## WRITTEN REQUEST
Write down every entry below once more, exactly.

====== DATA FOR THIS EXERCISE

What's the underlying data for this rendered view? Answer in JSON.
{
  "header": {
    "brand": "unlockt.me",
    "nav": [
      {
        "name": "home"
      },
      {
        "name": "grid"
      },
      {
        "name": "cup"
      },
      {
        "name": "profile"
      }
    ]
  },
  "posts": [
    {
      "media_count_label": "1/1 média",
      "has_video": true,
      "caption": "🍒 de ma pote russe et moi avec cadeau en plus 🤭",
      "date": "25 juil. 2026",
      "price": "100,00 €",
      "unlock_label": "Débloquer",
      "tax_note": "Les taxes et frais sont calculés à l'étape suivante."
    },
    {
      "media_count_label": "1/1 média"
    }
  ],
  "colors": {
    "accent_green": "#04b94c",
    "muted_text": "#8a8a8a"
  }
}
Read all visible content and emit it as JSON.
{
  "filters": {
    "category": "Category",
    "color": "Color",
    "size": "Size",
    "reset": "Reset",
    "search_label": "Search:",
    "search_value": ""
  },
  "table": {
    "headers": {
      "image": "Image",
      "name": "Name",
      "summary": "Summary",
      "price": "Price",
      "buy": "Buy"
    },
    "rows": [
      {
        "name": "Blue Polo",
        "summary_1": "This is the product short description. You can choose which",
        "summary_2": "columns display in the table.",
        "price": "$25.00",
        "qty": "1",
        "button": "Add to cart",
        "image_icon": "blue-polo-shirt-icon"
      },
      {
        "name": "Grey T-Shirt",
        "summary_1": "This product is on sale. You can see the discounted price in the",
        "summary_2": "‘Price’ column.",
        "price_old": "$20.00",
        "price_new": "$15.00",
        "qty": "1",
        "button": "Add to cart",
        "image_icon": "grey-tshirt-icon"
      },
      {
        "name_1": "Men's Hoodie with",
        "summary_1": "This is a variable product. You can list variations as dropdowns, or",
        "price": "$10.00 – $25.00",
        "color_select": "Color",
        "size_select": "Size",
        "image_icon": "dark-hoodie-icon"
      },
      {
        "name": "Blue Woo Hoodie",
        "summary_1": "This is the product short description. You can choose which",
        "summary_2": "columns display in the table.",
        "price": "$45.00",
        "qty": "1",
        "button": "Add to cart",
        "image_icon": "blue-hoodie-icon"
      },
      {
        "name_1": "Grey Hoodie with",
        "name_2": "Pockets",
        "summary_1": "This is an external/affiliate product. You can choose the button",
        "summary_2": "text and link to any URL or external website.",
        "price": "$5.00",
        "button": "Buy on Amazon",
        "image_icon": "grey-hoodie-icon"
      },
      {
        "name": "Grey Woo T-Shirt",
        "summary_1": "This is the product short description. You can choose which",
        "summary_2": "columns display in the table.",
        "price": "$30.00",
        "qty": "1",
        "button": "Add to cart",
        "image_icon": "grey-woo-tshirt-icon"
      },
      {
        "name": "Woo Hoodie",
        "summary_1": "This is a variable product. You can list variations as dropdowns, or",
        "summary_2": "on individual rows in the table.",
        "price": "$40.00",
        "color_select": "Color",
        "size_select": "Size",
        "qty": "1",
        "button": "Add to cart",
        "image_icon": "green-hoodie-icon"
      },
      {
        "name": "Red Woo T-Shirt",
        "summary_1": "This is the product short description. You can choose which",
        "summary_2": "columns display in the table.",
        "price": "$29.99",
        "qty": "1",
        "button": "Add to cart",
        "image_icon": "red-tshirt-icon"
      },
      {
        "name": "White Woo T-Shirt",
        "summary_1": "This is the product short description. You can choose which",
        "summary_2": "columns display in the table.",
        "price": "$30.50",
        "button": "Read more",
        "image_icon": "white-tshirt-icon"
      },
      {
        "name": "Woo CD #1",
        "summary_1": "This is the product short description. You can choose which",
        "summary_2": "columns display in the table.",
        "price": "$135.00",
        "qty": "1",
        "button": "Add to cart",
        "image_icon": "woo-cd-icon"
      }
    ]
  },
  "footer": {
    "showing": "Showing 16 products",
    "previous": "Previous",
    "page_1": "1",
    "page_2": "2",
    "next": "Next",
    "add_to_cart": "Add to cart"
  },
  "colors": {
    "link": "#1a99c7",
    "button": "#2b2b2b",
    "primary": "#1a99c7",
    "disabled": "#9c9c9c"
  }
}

============

## ANSWER TO THE EXERCISE
What's the underlying data for this rendered view? Answer in JSON.
{
  "header": {
    "brand": "unlockt.me",
    "nav": [
      {
        "name": "home"
      },
      {
        "name": "grid"
      },
      {
        "name": "cup"
      },
      {
        "name": "profile"
      }
    ]
  },
  "posts": [
    {
      "media_count_label": "1/1 média",
      "has_video": true,
      "caption": "🍒 de ma pote russe et moi avec cadeau en plus 🤭",
      "date": "25 juil. 2026",
      "price": "100,00 €",
      "unlock_label": "Débloquer",
      "tax_note": "Les taxes et frais sont calculés à l'étape suivante."
    },
    {
      "media_count_label": "1/1 média"
    }
  ],
  "colors": {
    "accent_green": "#04b94c",
    "muted_text": "#8a8a8a"
  }
}
Read all visible content and emit it as JSON.
{
  "filters": {
    "category": "Category",
    "color": "Color",
    "size": "Size",
    "reset": "Reset",
    "search_label": "Search:",
    "search_value": ""
  },
  "table": {
    "headers": {
      "image": "Image",
      "name": "Name",
      "summary": "Summary",
      "price": "Price",
      "buy": "Buy"
    },
    "rows": [
      {
        "name": "Blue Polo",
        "summary_1": "This is the product short description. You can choose which",
        "summary_2": "columns display in the table.",
        "price": "$25.00",
        "qty": "1",
        "button": "Add to cart",
        "image_icon": "blue-polo-shirt-icon"
      },
      {
        "name": "Grey T-Shirt",
        "summary_1": "This product is on sale. You can see the discounted price in the",
        "summary_2": "‘Price’ column.",
        "price_old": "$20.00",
        "price_new": "$15.00",
        "qty": "1",
        "button": "Add to cart",
        "image_icon": "grey-tshirt-icon"
      },
      {
        "name_1": "Men's Hoodie with",
        "summary_1": "This is a variable product. You can list variations as dropdowns, or",
        "price": "$10.00 – $25.00",
        "color_select": "Color",
        "size_select": "Size",
        "image_icon": "dark-hoodie-icon"
      },
      {
        "name": "Blue Woo Hoodie",
        "summary_1": "This is the product short description. You can choose which",
        "summary_2": "columns display in the table.",
        "price": "$45.00",
        "qty": "1",
        "button": "Add to cart",
        "image_icon": "blue-hoodie-icon"
      },
      {
        "name_1": "Grey Hoodie with",
        "name_2": "Pockets",
        "summary_1": "This is an external/affiliate product. You can choose the button",
        "summary_2": "text and link to any URL or external website.",
        "price": "$5.00",
        "button": "Buy on Amazon",
        "image_icon": "grey-hoodie-icon"
      },
      {
        "name": "Grey Woo T-Shirt",
        "summary_1": "This is the product short description. You can choose which",
        "summary_2": "columns display in the table.",
        "price": "$30.00",
        "qty": "1",
        "button": "Add to cart",
        "image_icon": "grey-woo-tshirt-icon"
      },
      {
        "name": "Woo Hoodie",
        "summary_1": "This is a variable product. You can list variations as dropdowns, or",
        "summary_2": "on individual rows in the table.",
        "price": "$40.00",
        "color_select": "Color",
        "size_select": "Size",
        "qty": "1",
        "button": "Add to cart",
        "image_icon": "green-hoodie-icon"
      },
      {
        "name": "Red Woo T-Shirt",
        "summary_1": "This is the product short description. You can choose which",
        "summary_2": "columns display in the table.",
        "price": "$29.99",
        "qty": "1",
        "button": "Add to cart",
        "image_icon": "red-tshirt-icon"
      },
      {
        "name": "White Woo T-Shirt",
        "summary_1": "This is the product short description. You can choose which",
        "summary_2": "columns display in the table.",
        "price": "$30.50",
        "button": "Read more",
        "image_icon": "white-tshirt-icon"
      },
      {
        "name": "Woo CD #1",
        "summary_1": "This is the product short description. You can choose which",
        "summary_2": "columns display in the table.",
        "price": "$135.00",
        "qty": "1",
        "button": "Add to cart",
        "image_icon": "woo-cd-icon"
      }
    ]
  },
  "footer": {
    "showing": "Showing 16 products",
    "previous": "Previous",
    "page_1": "1",
    "page_2": "2",
    "next": "Next",
    "add_to_cart": "Add to cart"
  },
  "colors": {
    "link": "#1a99c7",
    "button": "#2b2b2b",
    "primary": "#1a99c7",
    "disabled": "#9c9c9c"
  }
}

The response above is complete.